-------- Records shown --------

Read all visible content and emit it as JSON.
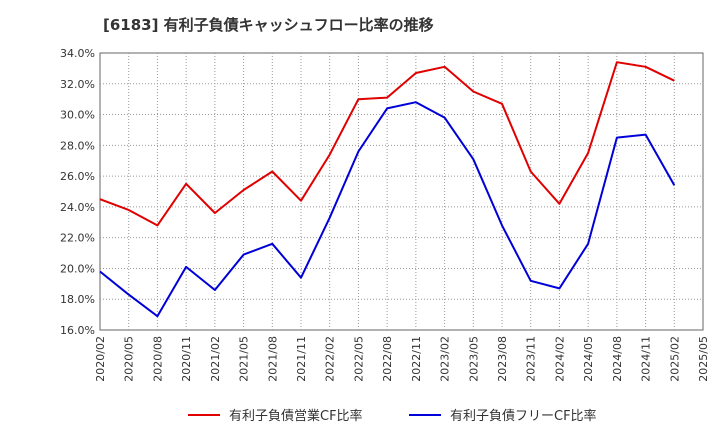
{
  "chart_data": {
    "type": "line",
    "title": "[6183]  有利子負債キャッシュフロー比率の推移",
    "xlabel": "",
    "ylabel": "",
    "x": [
      "2020/02",
      "2020/05",
      "2020/08",
      "2020/11",
      "2021/02",
      "2021/05",
      "2021/08",
      "2021/11",
      "2022/02",
      "2022/05",
      "2022/08",
      "2022/11",
      "2023/02",
      "2023/05",
      "2023/08",
      "2023/11",
      "2024/02",
      "2024/05",
      "2024/08",
      "2024/11",
      "2025/02",
      "2025/05"
    ],
    "ylim": [
      16.0,
      34.0
    ],
    "yticks": [
      "16.0%",
      "18.0%",
      "20.0%",
      "22.0%",
      "24.0%",
      "26.0%",
      "28.0%",
      "30.0%",
      "32.0%",
      "34.0%"
    ],
    "grid": true,
    "legend_position": "bottom",
    "series": [
      {
        "name": "有利子負債営業CF比率",
        "color": "#e00000",
        "values": [
          24.5,
          23.8,
          22.8,
          25.5,
          23.6,
          25.1,
          26.3,
          24.4,
          27.4,
          31.0,
          31.1,
          32.7,
          33.1,
          31.5,
          30.7,
          26.3,
          24.2,
          27.5,
          33.4,
          33.1,
          32.2,
          null
        ]
      },
      {
        "name": "有利子負債フリーCF比率",
        "color": "#0000d8",
        "values": [
          19.8,
          18.3,
          16.9,
          20.1,
          18.6,
          20.9,
          21.6,
          19.4,
          23.3,
          27.6,
          30.4,
          30.8,
          29.8,
          27.1,
          22.8,
          19.2,
          18.7,
          21.6,
          28.5,
          28.7,
          25.4,
          null
        ]
      }
    ]
  }
}
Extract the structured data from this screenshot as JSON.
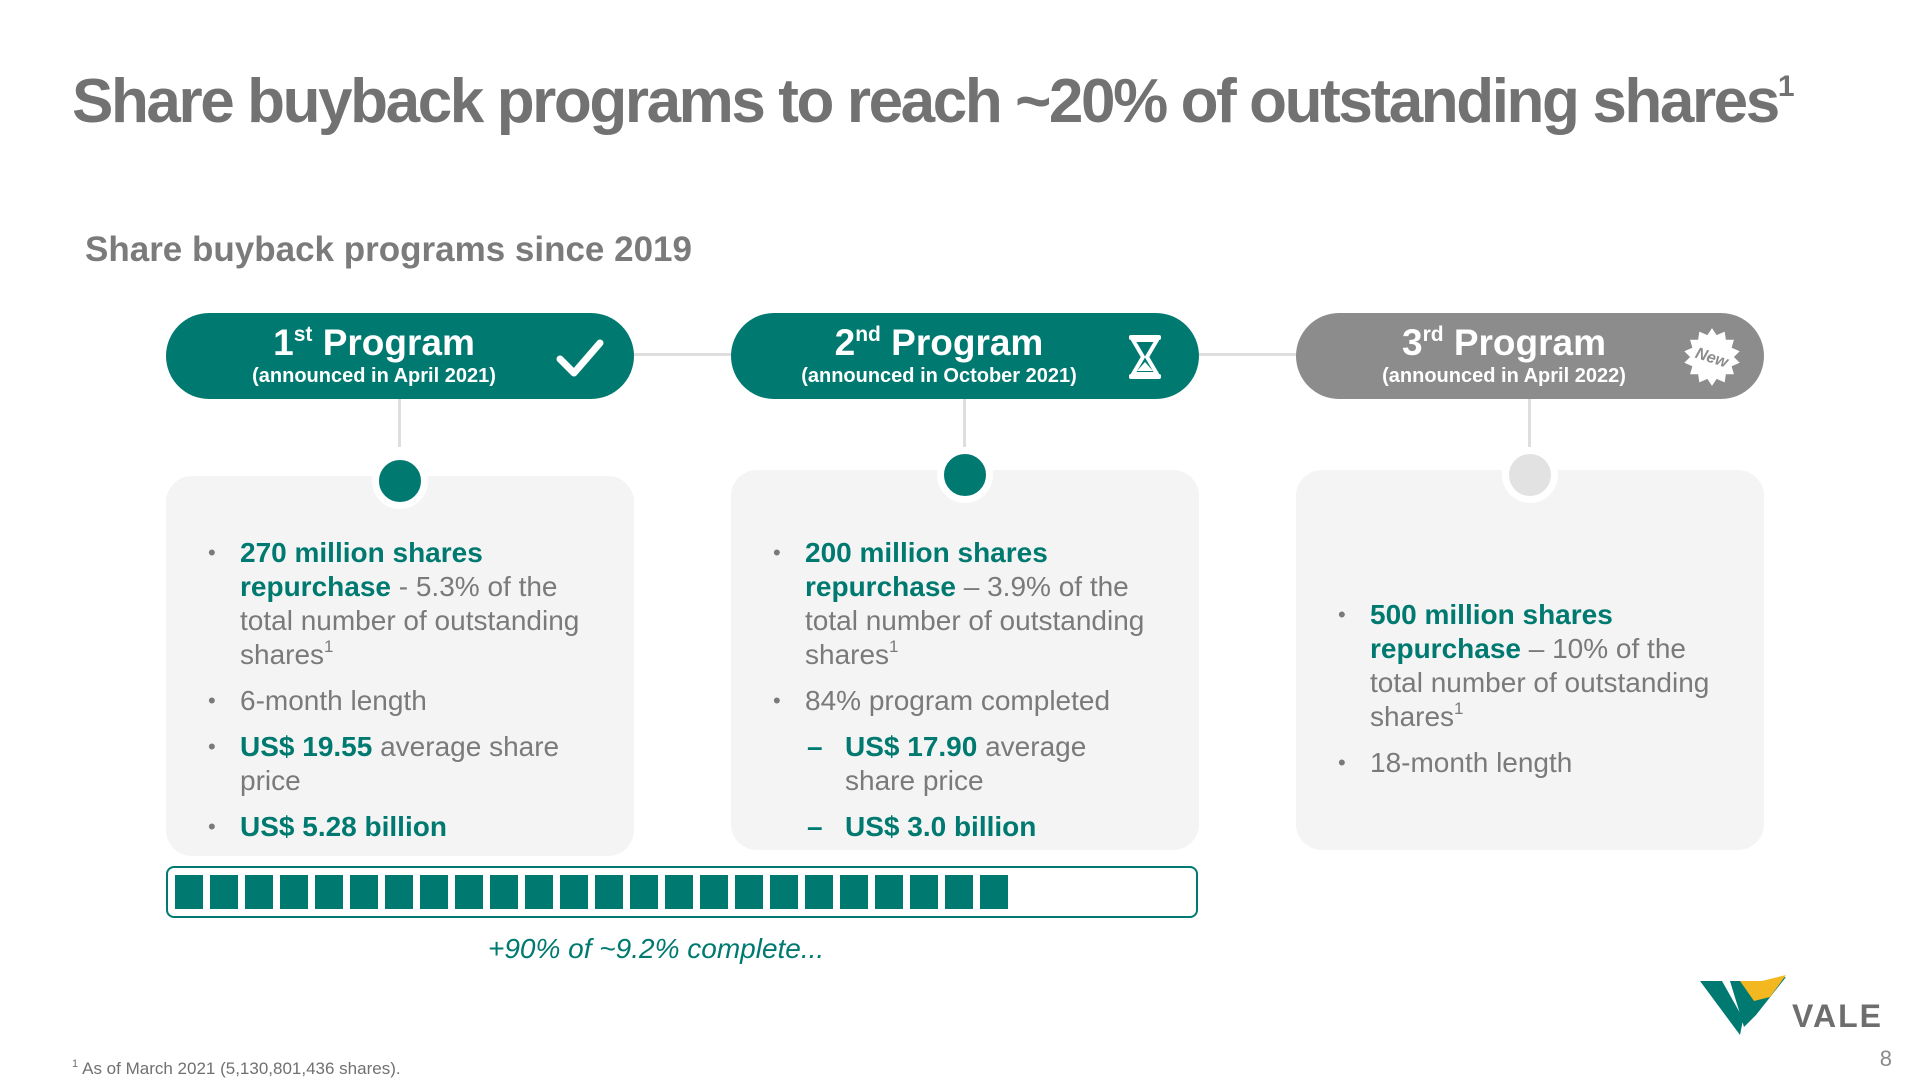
{
  "title": {
    "text": "Share buyback programs to reach ~20% of outstanding shares",
    "sup": "1"
  },
  "subtitle": "Share buyback programs since 2019",
  "programs": [
    {
      "ordinal": "1",
      "suffix": "st",
      "label": "Program",
      "announced": "(announced in April 2021)",
      "icon": "checkmark-icon",
      "color": "#007a70",
      "bullets": [
        {
          "hl": "270 million shares repurchase",
          "text": " - 5.3% of the total number of outstanding shares",
          "sup": "1"
        },
        {
          "text": "6-month length"
        },
        {
          "hl": "US$ 19.55",
          "text": " average share price"
        },
        {
          "hl": "US$ 5.28 billion"
        }
      ]
    },
    {
      "ordinal": "2",
      "suffix": "nd",
      "label": "Program",
      "announced": "(announced in October 2021)",
      "icon": "hourglass-icon",
      "color": "#007a70",
      "bullets": [
        {
          "hl": "200 million shares repurchase",
          "text": " – 3.9% of the total number of outstanding shares",
          "sup": "1"
        },
        {
          "text": "84% program completed"
        },
        {
          "hl": "US$ 17.90",
          "text": " average share price"
        },
        {
          "hl": "US$ 3.0 billion"
        }
      ]
    },
    {
      "ordinal": "3",
      "suffix": "rd",
      "label": "Program",
      "announced": "(announced in April 2022)",
      "icon": "new-badge-icon",
      "badge": "New",
      "color": "#8c8c8c",
      "bullets": [
        {
          "hl": "500 million shares repurchase",
          "text": " – 10% of the total number of outstanding shares",
          "sup": "1"
        },
        {
          "text": "18-month length"
        }
      ]
    }
  ],
  "progress": {
    "filled_segments": 24,
    "total_segments": 30,
    "caption": "+90% of ~9.2% complete..."
  },
  "footnote": {
    "sup": "1",
    "text": "As of March 2021 (5,130,801,436 shares)."
  },
  "page_number": "8",
  "logo": {
    "text": "VALE",
    "green": "#007a70",
    "yellow": "#f3b81f"
  }
}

--------

** Written task **
Above are the records; copy every line in them that holds the word "month".

** Exercise solution **
          "text": "6-month length"
          "text": "18-month length"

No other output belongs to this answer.